* Supplied records *
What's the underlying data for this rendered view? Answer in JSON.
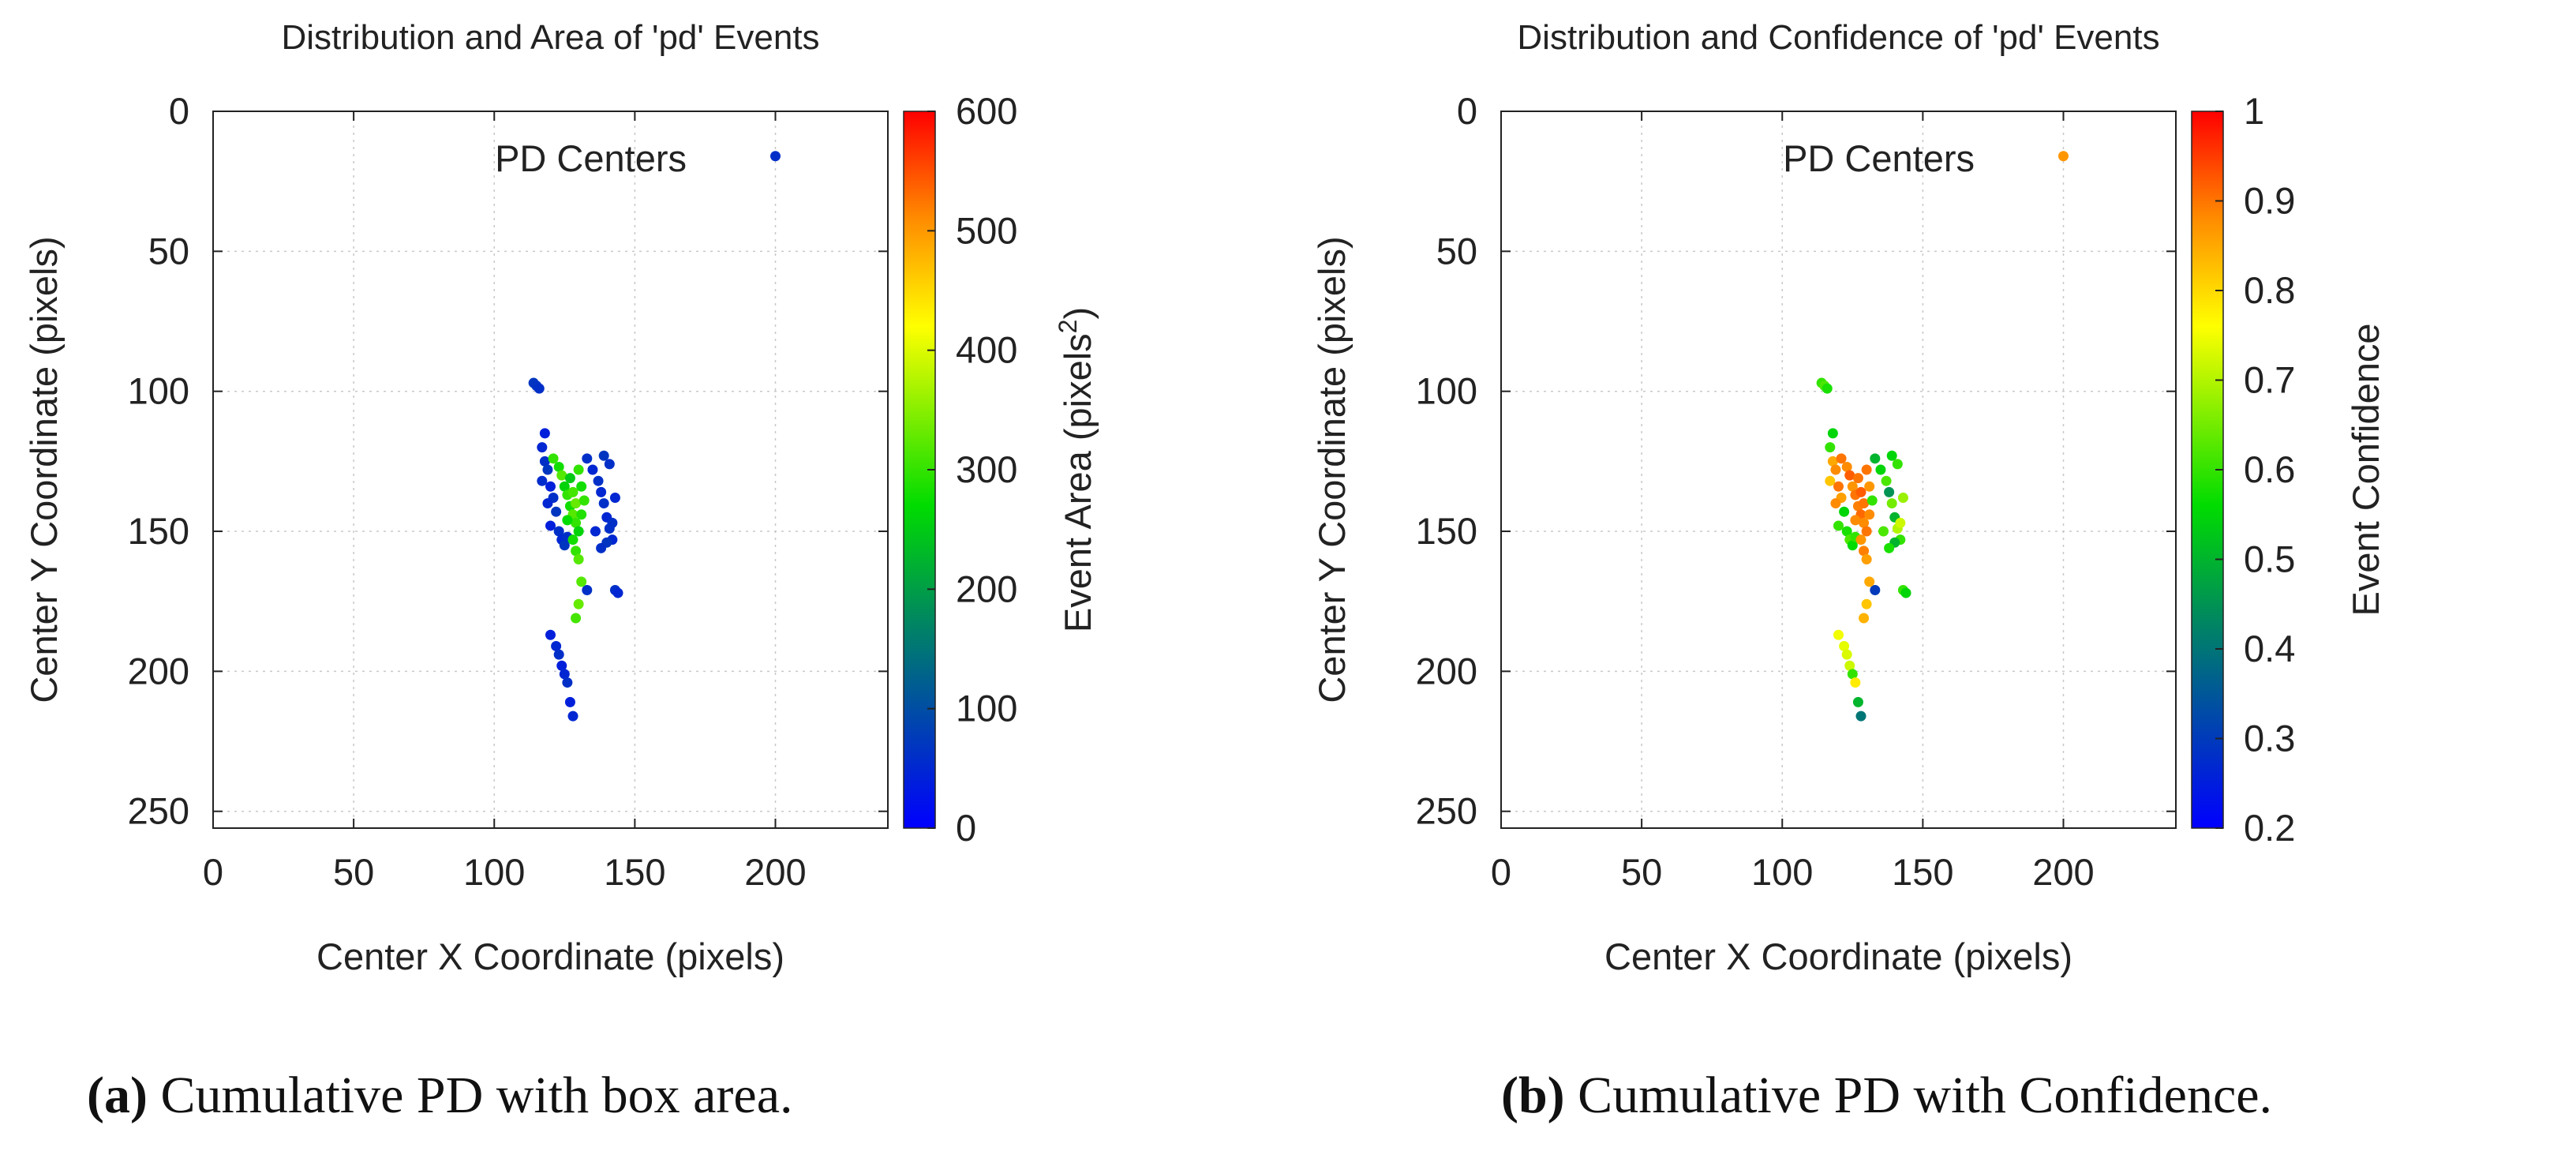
{
  "chart_data": [
    {
      "type": "scatter",
      "title": "Distribution and Area of 'pd' Events",
      "xlabel": "Center X Coordinate (pixels)",
      "ylabel": "Center Y Coordinate (pixels)",
      "xlim": [
        0,
        240
      ],
      "ylim": [
        256,
        0
      ],
      "y_axis_inverted": true,
      "xticks": [
        0,
        50,
        100,
        150,
        200
      ],
      "yticks": [
        0,
        50,
        100,
        150,
        200,
        250
      ],
      "grid": true,
      "legend": {
        "label": "PD Centers",
        "position": "top-right"
      },
      "colorbar": {
        "label_prefix": "Event Area (pixels",
        "label_superscript": "2",
        "label_suffix": ")",
        "range": [
          0,
          600
        ],
        "ticks": [
          0,
          100,
          200,
          300,
          400,
          500,
          600
        ],
        "colormap": "blue-green-yellow-red"
      },
      "series": [
        {
          "points": [
            [
              200,
              16,
              60
            ],
            [
              114,
              97,
              70
            ],
            [
              115,
              98,
              65
            ],
            [
              116,
              99,
              60
            ],
            [
              118,
              115,
              40
            ],
            [
              117,
              120,
              50
            ],
            [
              118,
              125,
              60
            ],
            [
              119,
              128,
              70
            ],
            [
              117,
              132,
              55
            ],
            [
              120,
              134,
              40
            ],
            [
              121,
              138,
              60
            ],
            [
              119,
              140,
              50
            ],
            [
              122,
              143,
              70
            ],
            [
              120,
              148,
              40
            ],
            [
              123,
              150,
              60
            ],
            [
              124,
              153,
              50
            ],
            [
              125,
              155,
              70
            ],
            [
              126,
              152,
              60
            ],
            [
              121,
              124,
              300
            ],
            [
              123,
              127,
              280
            ],
            [
              124,
              130,
              320
            ],
            [
              125,
              134,
              260
            ],
            [
              126,
              137,
              300
            ],
            [
              127,
              141,
              280
            ],
            [
              128,
              144,
              320
            ],
            [
              129,
              147,
              300
            ],
            [
              130,
              150,
              260
            ],
            [
              128,
              153,
              280
            ],
            [
              129,
              157,
              300
            ],
            [
              130,
              160,
              320
            ],
            [
              127,
              131,
              250
            ],
            [
              126,
              146,
              270
            ],
            [
              128,
              136,
              310
            ],
            [
              129,
              140,
              330
            ],
            [
              131,
              144,
              290
            ],
            [
              130,
              128,
              300
            ],
            [
              131,
              134,
              280
            ],
            [
              132,
              139,
              300
            ],
            [
              133,
              124,
              60
            ],
            [
              135,
              128,
              50
            ],
            [
              137,
              132,
              60
            ],
            [
              138,
              136,
              50
            ],
            [
              139,
              140,
              60
            ],
            [
              140,
              145,
              50
            ],
            [
              141,
              149,
              60
            ],
            [
              142,
              153,
              50
            ],
            [
              139,
              123,
              70
            ],
            [
              141,
              126,
              60
            ],
            [
              143,
              138,
              50
            ],
            [
              142,
              147,
              60
            ],
            [
              140,
              154,
              70
            ],
            [
              136,
              150,
              50
            ],
            [
              138,
              156,
              60
            ],
            [
              143,
              171,
              60
            ],
            [
              144,
              172,
              50
            ],
            [
              133,
              171,
              60
            ],
            [
              131,
              168,
              320
            ],
            [
              130,
              176,
              330
            ],
            [
              129,
              181,
              310
            ],
            [
              120,
              187,
              40
            ],
            [
              122,
              191,
              50
            ],
            [
              123,
              194,
              60
            ],
            [
              124,
              198,
              40
            ],
            [
              125,
              201,
              50
            ],
            [
              126,
              204,
              60
            ],
            [
              127,
              211,
              40
            ],
            [
              128,
              216,
              50
            ]
          ]
        }
      ]
    },
    {
      "type": "scatter",
      "title": "Distribution and Confidence of 'pd' Events",
      "xlabel": "Center X Coordinate (pixels)",
      "ylabel": "Center Y Coordinate (pixels)",
      "xlim": [
        0,
        240
      ],
      "ylim": [
        256,
        0
      ],
      "y_axis_inverted": true,
      "xticks": [
        0,
        50,
        100,
        150,
        200
      ],
      "yticks": [
        0,
        50,
        100,
        150,
        200,
        250
      ],
      "grid": true,
      "legend": {
        "label": "PD Centers",
        "position": "top-right"
      },
      "colorbar": {
        "label": "Event Confidence",
        "range": [
          0.2,
          1
        ],
        "ticks": [
          0.2,
          0.3,
          0.4,
          0.5,
          0.6,
          0.7,
          0.8,
          0.9,
          1
        ],
        "tick_labels": [
          "0.2",
          "0.3",
          "0.4",
          "0.5",
          "0.6",
          "0.7",
          "0.8",
          "0.9",
          "1"
        ],
        "colormap": "blue-green-yellow-red"
      },
      "series": [
        {
          "points": [
            [
              200,
              16,
              0.87
            ],
            [
              114,
              97,
              0.6
            ],
            [
              115,
              98,
              0.62
            ],
            [
              116,
              99,
              0.58
            ],
            [
              118,
              115,
              0.55
            ],
            [
              117,
              120,
              0.6
            ],
            [
              118,
              125,
              0.85
            ],
            [
              119,
              128,
              0.88
            ],
            [
              117,
              132,
              0.82
            ],
            [
              120,
              134,
              0.9
            ],
            [
              121,
              138,
              0.86
            ],
            [
              119,
              140,
              0.88
            ],
            [
              122,
              143,
              0.55
            ],
            [
              120,
              148,
              0.6
            ],
            [
              123,
              150,
              0.58
            ],
            [
              124,
              153,
              0.62
            ],
            [
              125,
              155,
              0.56
            ],
            [
              126,
              152,
              0.6
            ],
            [
              121,
              124,
              0.9
            ],
            [
              123,
              127,
              0.88
            ],
            [
              124,
              130,
              0.92
            ],
            [
              125,
              134,
              0.87
            ],
            [
              126,
              137,
              0.9
            ],
            [
              127,
              141,
              0.89
            ],
            [
              128,
              144,
              0.91
            ],
            [
              129,
              147,
              0.88
            ],
            [
              130,
              150,
              0.9
            ],
            [
              128,
              153,
              0.87
            ],
            [
              129,
              157,
              0.89
            ],
            [
              130,
              160,
              0.86
            ],
            [
              127,
              131,
              0.9
            ],
            [
              126,
              146,
              0.88
            ],
            [
              128,
              136,
              0.92
            ],
            [
              129,
              140,
              0.9
            ],
            [
              131,
              144,
              0.88
            ],
            [
              130,
              128,
              0.9
            ],
            [
              131,
              134,
              0.87
            ],
            [
              132,
              139,
              0.6
            ],
            [
              133,
              124,
              0.5
            ],
            [
              135,
              128,
              0.55
            ],
            [
              137,
              132,
              0.62
            ],
            [
              138,
              136,
              0.45
            ],
            [
              139,
              140,
              0.65
            ],
            [
              140,
              145,
              0.5
            ],
            [
              141,
              149,
              0.7
            ],
            [
              142,
              153,
              0.6
            ],
            [
              139,
              123,
              0.55
            ],
            [
              141,
              126,
              0.6
            ],
            [
              143,
              138,
              0.68
            ],
            [
              142,
              147,
              0.72
            ],
            [
              140,
              154,
              0.5
            ],
            [
              136,
              150,
              0.62
            ],
            [
              138,
              156,
              0.58
            ],
            [
              143,
              171,
              0.6
            ],
            [
              144,
              172,
              0.55
            ],
            [
              133,
              171,
              0.3
            ],
            [
              131,
              168,
              0.85
            ],
            [
              130,
              176,
              0.82
            ],
            [
              129,
              181,
              0.84
            ],
            [
              120,
              187,
              0.75
            ],
            [
              122,
              191,
              0.74
            ],
            [
              123,
              194,
              0.73
            ],
            [
              124,
              198,
              0.72
            ],
            [
              125,
              201,
              0.6
            ],
            [
              126,
              204,
              0.78
            ],
            [
              127,
              211,
              0.5
            ],
            [
              128,
              216,
              0.4
            ]
          ]
        }
      ]
    }
  ],
  "captions": [
    {
      "tag": "(a)",
      "text": "Cumulative PD with box area."
    },
    {
      "tag": "(b)",
      "text": "Cumulative PD with Confidence."
    }
  ]
}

* What is expected *
Search the entries for the word "Events" and gather every line where it appears.

* Reply *
      "title": "Distribution and Area of 'pd' Events",
      "title": "Distribution and Confidence of 'pd' Events",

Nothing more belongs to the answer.